Exercise prompt:
Collect all lines containing the word "color" from the data.

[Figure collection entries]
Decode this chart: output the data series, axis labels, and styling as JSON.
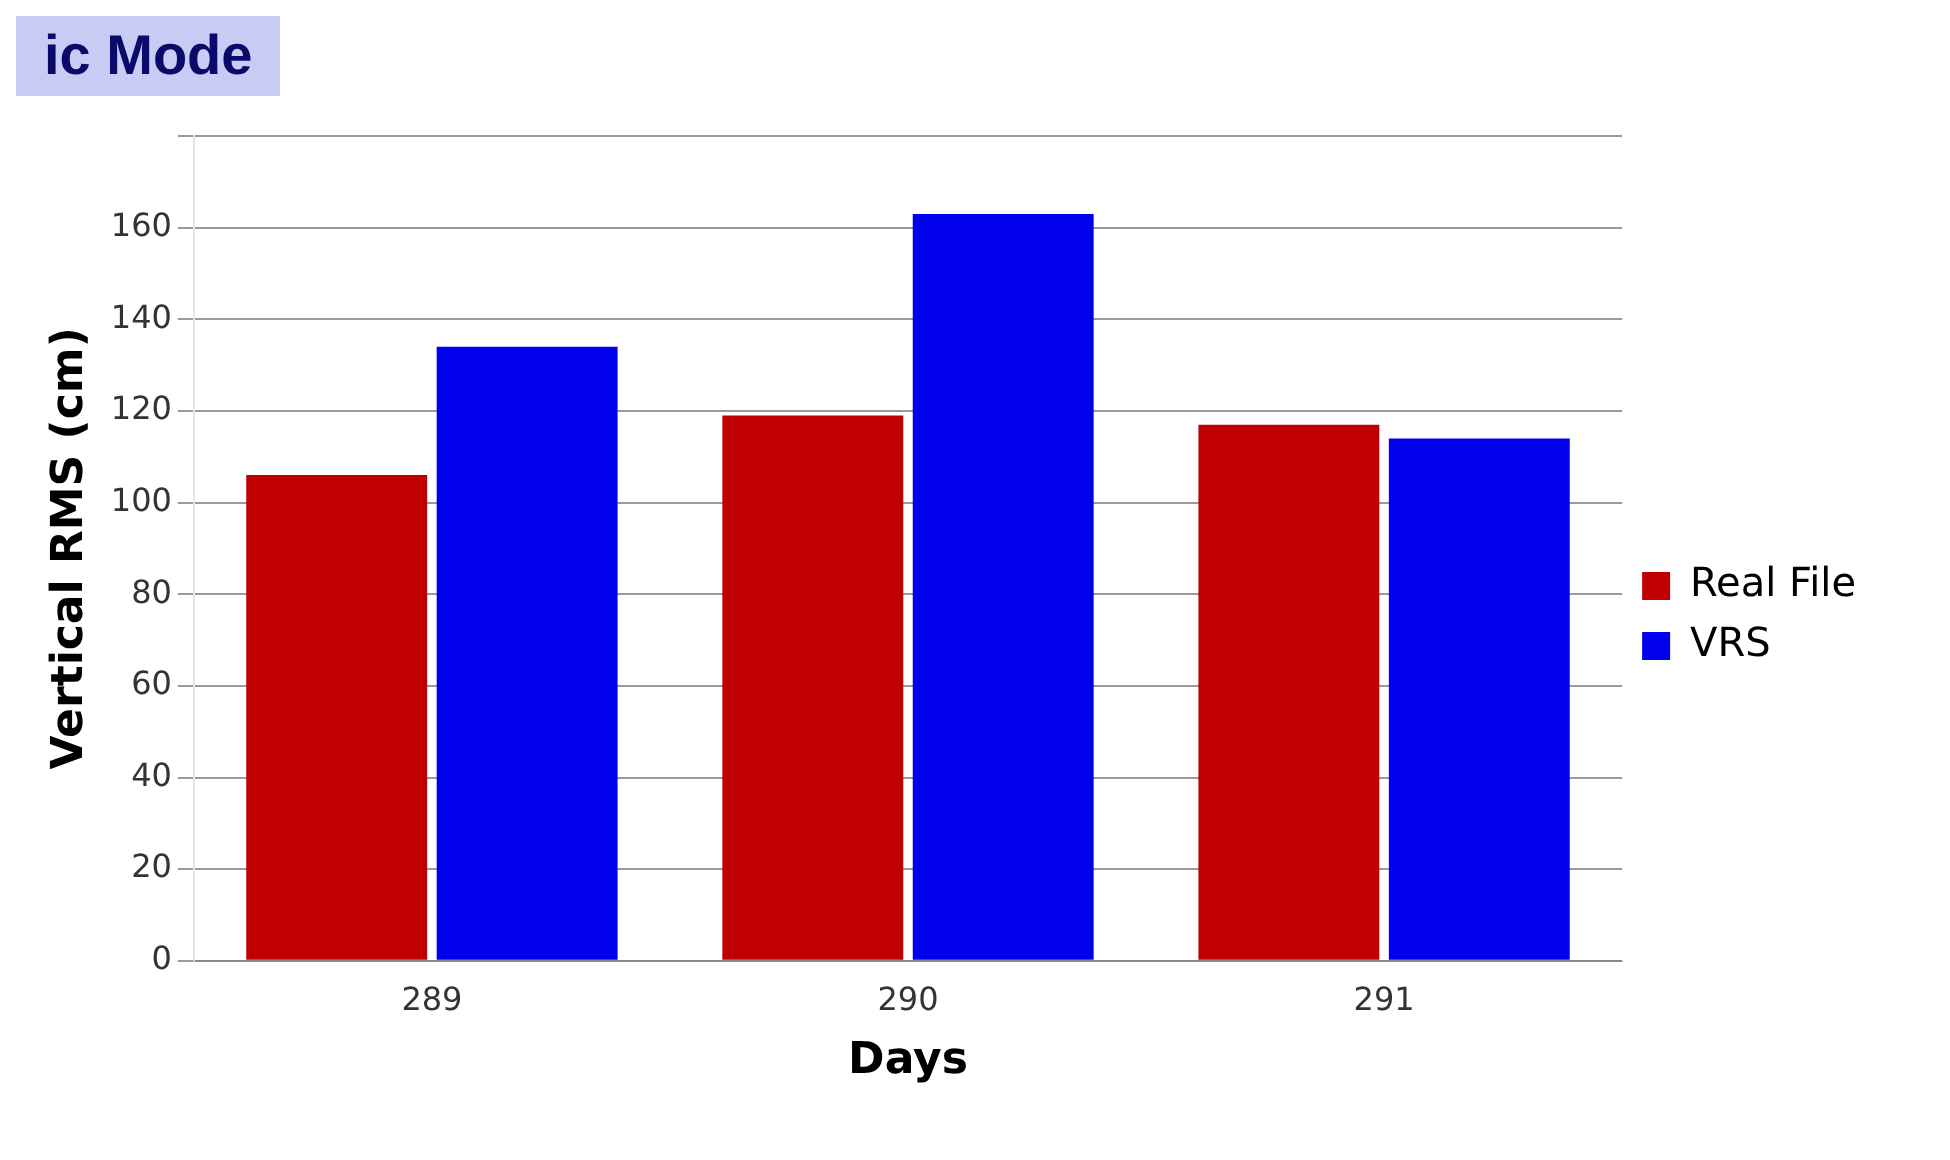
{
  "chart_data": {
    "type": "bar",
    "xlabel": "Days",
    "ylabel": "Vertical RMS (cm)",
    "categories": [
      "289",
      "290",
      "291"
    ],
    "series": [
      {
        "name": "Real File",
        "color": "#c00000",
        "values": [
          106,
          119,
          117
        ]
      },
      {
        "name": "VRS",
        "color": "#0000ee",
        "values": [
          134,
          163,
          114
        ]
      }
    ],
    "ylim": [
      0,
      180
    ],
    "yticks": [
      0,
      20,
      40,
      60,
      80,
      100,
      120,
      140,
      160,
      {
        "value": 180,
        "label": null
      }
    ],
    "grid": "y",
    "legend": "right",
    "annotations": [
      "ic Mode"
    ]
  }
}
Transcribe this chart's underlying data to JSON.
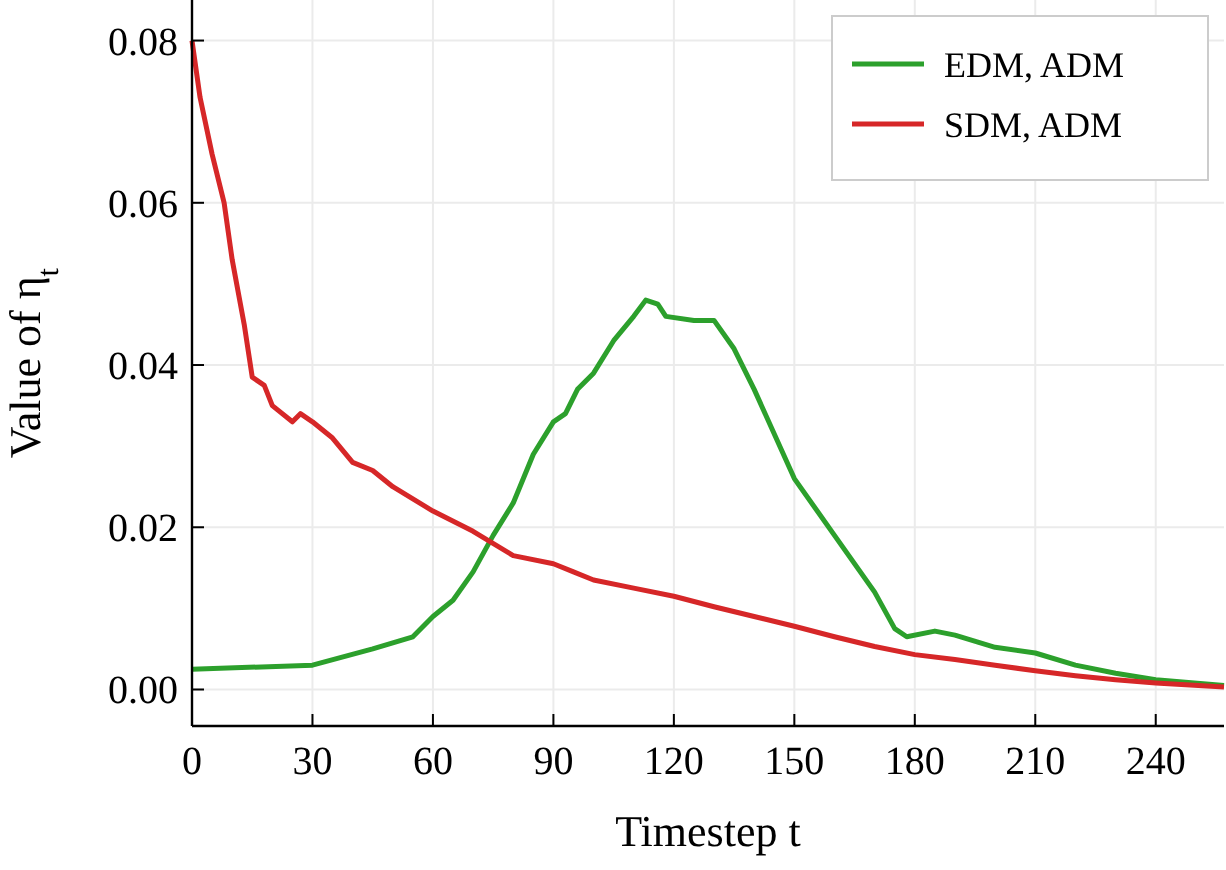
{
  "chart_data": {
    "type": "line",
    "xlabel": "Timestep t",
    "ylabel": "Value of η$_{t}$",
    "xlim": [
      0,
      257
    ],
    "ylim": [
      -0.0045,
      0.085
    ],
    "xticks": [
      0,
      30,
      60,
      90,
      120,
      150,
      180,
      210,
      240
    ],
    "yticks": [
      {
        "value": 0,
        "label": "0.00"
      },
      {
        "value": 0.02,
        "label": "0.02"
      },
      {
        "value": 0.04,
        "label": "0.04"
      },
      {
        "value": 0.06,
        "label": "0.06"
      },
      {
        "value": 0.08,
        "label": "0.08"
      }
    ],
    "grid": true,
    "legend": "top right",
    "marker": "none",
    "line_style": "solid",
    "series": [
      {
        "name": "EDM, ADM",
        "color": "#2ca02c",
        "x": [
          0,
          30,
          45,
          55,
          60,
          65,
          70,
          75,
          80,
          85,
          90,
          93,
          96,
          100,
          105,
          110,
          113,
          116,
          118,
          125,
          130,
          135,
          140,
          150,
          160,
          170,
          175,
          178,
          185,
          190,
          200,
          210,
          220,
          230,
          240,
          257
        ],
        "values": [
          0.0025,
          0.003,
          0.005,
          0.0065,
          0.009,
          0.011,
          0.0145,
          0.019,
          0.023,
          0.029,
          0.033,
          0.034,
          0.037,
          0.039,
          0.043,
          0.046,
          0.048,
          0.0475,
          0.046,
          0.0455,
          0.0455,
          0.042,
          0.037,
          0.026,
          0.019,
          0.012,
          0.0075,
          0.0065,
          0.0072,
          0.0067,
          0.0052,
          0.0045,
          0.003,
          0.002,
          0.0012,
          0.0005
        ]
      },
      {
        "name": "SDM, ADM",
        "color": "#d62728",
        "x": [
          0,
          2,
          5,
          8,
          10,
          13,
          15,
          18,
          20,
          25,
          27,
          30,
          35,
          40,
          45,
          50,
          55,
          60,
          70,
          80,
          90,
          95,
          100,
          110,
          120,
          130,
          140,
          150,
          160,
          170,
          180,
          190,
          200,
          210,
          220,
          230,
          240,
          257
        ],
        "values": [
          0.08,
          0.073,
          0.066,
          0.06,
          0.053,
          0.045,
          0.0385,
          0.0375,
          0.035,
          0.033,
          0.034,
          0.033,
          0.031,
          0.028,
          0.027,
          0.025,
          0.0235,
          0.022,
          0.0195,
          0.0165,
          0.0155,
          0.0145,
          0.0135,
          0.0125,
          0.0115,
          0.0102,
          0.009,
          0.0078,
          0.0065,
          0.0053,
          0.0043,
          0.0037,
          0.003,
          0.0023,
          0.0017,
          0.0012,
          0.0008,
          0.0003
        ]
      }
    ]
  }
}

Exercise response:
        "color": "#c00000",
        "color": "#0000ee",
        "color": "#2ca02c",
        "color": "#d62728",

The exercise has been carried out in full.